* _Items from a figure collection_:
● ● ● ●

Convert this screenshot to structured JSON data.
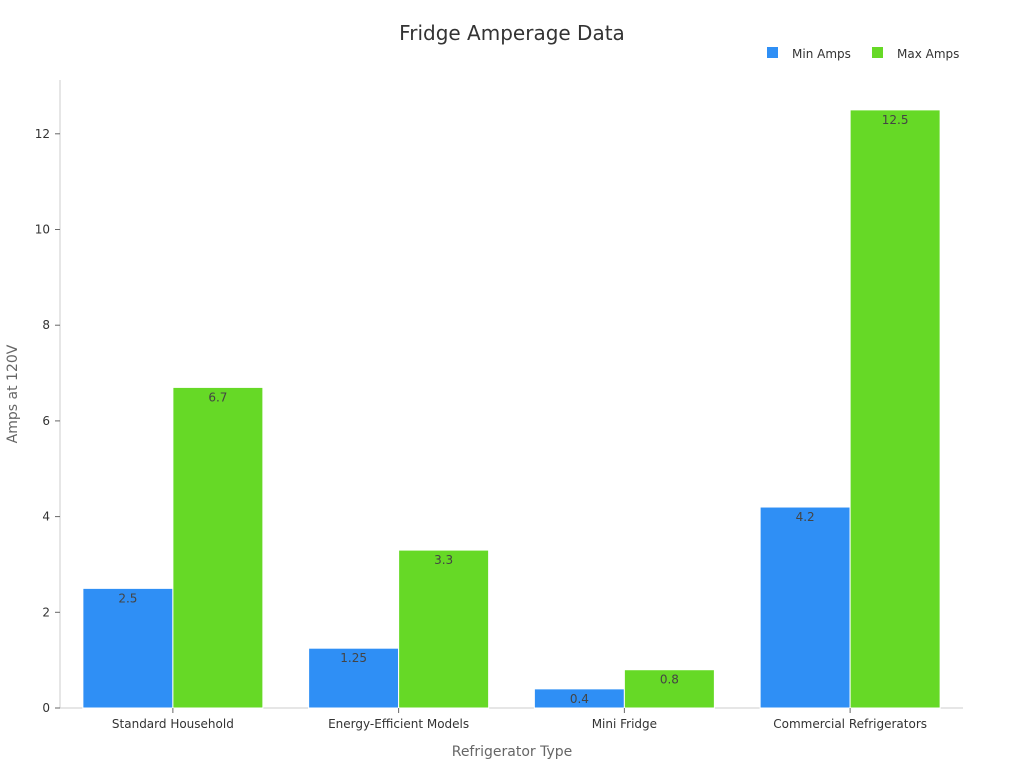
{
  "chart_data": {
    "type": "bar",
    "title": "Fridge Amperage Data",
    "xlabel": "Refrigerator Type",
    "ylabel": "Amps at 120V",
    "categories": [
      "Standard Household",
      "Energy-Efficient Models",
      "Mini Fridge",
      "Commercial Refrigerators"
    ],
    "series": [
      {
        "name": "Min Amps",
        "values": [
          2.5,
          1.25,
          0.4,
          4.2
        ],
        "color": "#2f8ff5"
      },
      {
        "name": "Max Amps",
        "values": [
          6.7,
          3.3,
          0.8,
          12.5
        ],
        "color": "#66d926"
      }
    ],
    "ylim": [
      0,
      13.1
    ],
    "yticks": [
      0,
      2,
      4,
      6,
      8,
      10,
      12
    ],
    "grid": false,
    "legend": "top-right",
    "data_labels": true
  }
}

● ● ● ●

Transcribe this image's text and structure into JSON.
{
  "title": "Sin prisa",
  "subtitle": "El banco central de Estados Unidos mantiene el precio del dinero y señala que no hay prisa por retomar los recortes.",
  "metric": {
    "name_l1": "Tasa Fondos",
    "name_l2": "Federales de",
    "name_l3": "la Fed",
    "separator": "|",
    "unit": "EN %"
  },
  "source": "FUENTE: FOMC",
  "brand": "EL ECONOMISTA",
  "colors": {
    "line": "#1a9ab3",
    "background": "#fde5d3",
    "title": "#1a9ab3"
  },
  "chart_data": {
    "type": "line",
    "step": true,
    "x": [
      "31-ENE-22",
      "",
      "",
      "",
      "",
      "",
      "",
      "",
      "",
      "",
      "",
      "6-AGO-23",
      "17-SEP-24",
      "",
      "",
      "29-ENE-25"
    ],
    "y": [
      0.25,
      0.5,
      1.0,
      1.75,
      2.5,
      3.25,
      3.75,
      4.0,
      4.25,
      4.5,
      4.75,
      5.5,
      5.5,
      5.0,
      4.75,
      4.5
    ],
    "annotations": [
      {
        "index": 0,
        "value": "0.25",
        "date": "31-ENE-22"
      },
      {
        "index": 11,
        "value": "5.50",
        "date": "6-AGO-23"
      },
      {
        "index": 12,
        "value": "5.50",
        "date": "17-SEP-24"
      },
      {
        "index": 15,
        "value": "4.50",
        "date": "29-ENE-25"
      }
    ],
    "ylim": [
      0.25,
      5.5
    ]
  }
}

● ● ● ●

Report each line of the material above where the word "date" appears.

* _OUTPUT BELOW_:
        "date": "31-ENE-22"
        "date": "6-AGO-23"
        "date": "17-SEP-24"
        "date": "29-ENE-25"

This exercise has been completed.